TASK GOAL » Go over the entries below line by line, copying each one that contains the word "text".

━━━━

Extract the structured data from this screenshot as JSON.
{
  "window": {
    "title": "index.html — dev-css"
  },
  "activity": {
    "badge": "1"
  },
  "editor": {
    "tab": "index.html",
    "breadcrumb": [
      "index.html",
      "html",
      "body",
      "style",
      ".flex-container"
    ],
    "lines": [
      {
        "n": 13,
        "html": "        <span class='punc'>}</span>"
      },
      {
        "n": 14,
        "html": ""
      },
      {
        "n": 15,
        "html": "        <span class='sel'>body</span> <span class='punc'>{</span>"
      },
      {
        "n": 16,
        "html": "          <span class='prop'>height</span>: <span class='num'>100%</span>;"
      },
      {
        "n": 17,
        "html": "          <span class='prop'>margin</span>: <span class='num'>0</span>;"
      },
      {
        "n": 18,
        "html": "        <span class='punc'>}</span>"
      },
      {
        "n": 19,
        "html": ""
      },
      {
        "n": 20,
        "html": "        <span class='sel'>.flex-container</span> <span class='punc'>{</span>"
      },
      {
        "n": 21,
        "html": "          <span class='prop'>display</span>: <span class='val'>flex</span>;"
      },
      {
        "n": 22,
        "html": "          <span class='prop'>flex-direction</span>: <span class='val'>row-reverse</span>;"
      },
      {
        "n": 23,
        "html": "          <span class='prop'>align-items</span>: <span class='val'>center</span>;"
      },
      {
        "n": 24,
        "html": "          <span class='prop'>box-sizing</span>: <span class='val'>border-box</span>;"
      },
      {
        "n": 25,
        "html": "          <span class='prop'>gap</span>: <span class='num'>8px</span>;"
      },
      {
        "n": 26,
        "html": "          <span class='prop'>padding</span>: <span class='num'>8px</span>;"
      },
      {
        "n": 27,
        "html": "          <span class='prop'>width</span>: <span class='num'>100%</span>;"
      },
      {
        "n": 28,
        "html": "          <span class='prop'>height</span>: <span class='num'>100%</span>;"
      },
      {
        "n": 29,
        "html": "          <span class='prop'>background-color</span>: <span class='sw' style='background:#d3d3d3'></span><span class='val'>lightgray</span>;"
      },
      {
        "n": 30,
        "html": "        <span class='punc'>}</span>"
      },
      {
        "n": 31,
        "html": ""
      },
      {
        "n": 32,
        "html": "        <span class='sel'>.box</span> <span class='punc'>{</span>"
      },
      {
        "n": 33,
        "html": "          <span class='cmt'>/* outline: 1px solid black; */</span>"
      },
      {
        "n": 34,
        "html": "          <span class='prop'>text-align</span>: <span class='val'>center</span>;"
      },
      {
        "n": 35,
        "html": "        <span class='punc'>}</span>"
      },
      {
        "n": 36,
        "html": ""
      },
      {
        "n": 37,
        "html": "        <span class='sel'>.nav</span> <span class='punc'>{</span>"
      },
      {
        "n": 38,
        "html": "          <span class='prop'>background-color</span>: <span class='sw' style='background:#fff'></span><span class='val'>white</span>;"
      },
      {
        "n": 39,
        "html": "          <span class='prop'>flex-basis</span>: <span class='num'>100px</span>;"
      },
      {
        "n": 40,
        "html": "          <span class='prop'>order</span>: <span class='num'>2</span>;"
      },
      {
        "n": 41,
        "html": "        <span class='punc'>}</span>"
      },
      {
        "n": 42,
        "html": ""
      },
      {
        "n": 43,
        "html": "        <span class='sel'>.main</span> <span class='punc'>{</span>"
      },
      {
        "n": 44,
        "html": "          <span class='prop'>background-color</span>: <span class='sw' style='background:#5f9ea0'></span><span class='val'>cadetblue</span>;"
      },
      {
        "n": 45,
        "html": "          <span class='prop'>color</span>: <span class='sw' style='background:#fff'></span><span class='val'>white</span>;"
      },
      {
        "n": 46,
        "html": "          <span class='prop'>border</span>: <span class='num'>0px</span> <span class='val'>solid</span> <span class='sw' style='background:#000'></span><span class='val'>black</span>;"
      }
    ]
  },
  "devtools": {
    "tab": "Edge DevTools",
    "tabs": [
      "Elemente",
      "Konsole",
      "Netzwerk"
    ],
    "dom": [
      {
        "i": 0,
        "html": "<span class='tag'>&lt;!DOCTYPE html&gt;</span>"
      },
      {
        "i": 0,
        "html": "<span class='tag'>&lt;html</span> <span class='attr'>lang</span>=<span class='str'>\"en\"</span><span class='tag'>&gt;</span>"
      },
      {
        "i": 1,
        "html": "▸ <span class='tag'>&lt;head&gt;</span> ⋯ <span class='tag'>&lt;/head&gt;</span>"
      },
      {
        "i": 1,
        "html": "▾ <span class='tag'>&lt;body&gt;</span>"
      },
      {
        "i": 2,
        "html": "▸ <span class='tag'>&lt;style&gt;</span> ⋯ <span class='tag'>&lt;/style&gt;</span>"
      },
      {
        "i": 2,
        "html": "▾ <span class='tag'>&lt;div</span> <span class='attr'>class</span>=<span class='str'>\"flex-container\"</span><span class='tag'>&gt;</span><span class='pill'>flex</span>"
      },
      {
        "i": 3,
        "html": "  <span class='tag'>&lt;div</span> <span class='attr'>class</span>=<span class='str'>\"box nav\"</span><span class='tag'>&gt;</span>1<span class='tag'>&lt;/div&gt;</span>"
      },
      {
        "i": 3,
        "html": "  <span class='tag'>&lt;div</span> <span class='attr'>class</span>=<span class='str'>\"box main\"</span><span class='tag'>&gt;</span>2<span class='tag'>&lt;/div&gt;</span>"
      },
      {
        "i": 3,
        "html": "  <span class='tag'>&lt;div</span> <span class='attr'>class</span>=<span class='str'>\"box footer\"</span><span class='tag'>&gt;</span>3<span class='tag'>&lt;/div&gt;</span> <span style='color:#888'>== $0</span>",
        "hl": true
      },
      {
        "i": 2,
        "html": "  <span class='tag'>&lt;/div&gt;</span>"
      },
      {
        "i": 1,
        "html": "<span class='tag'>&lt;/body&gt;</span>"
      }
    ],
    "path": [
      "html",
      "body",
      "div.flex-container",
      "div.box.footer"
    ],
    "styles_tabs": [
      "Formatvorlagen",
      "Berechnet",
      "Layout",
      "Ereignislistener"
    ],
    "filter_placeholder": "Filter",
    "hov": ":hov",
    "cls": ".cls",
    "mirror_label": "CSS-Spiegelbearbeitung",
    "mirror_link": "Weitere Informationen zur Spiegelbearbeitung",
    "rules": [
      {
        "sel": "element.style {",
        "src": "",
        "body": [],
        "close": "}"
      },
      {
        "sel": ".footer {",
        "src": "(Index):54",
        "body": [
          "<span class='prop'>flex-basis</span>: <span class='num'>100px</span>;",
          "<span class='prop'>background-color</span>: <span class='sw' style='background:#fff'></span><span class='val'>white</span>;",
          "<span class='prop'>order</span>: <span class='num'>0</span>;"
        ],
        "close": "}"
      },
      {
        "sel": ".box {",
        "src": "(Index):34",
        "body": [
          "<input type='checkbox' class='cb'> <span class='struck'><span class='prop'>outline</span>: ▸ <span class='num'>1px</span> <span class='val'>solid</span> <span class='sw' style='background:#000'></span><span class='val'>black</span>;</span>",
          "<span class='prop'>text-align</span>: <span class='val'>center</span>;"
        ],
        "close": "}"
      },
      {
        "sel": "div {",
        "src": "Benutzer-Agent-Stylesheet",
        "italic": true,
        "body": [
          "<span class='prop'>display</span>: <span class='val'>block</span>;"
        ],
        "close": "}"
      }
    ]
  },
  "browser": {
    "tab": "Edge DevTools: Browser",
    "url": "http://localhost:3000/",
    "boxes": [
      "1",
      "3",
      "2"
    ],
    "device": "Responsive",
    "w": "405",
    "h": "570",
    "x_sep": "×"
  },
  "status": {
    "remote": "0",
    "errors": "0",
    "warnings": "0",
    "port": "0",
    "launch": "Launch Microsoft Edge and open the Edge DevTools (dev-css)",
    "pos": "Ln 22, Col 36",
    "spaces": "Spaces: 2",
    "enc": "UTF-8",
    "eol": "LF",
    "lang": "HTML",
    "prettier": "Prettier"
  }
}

━━━━

REPLY »
        "html": "          <span class='prop'>text-align</span>: <span class='val'>center</span>;"
          "<span class='prop'>text-align</span>: <span class='val'>center</span>;"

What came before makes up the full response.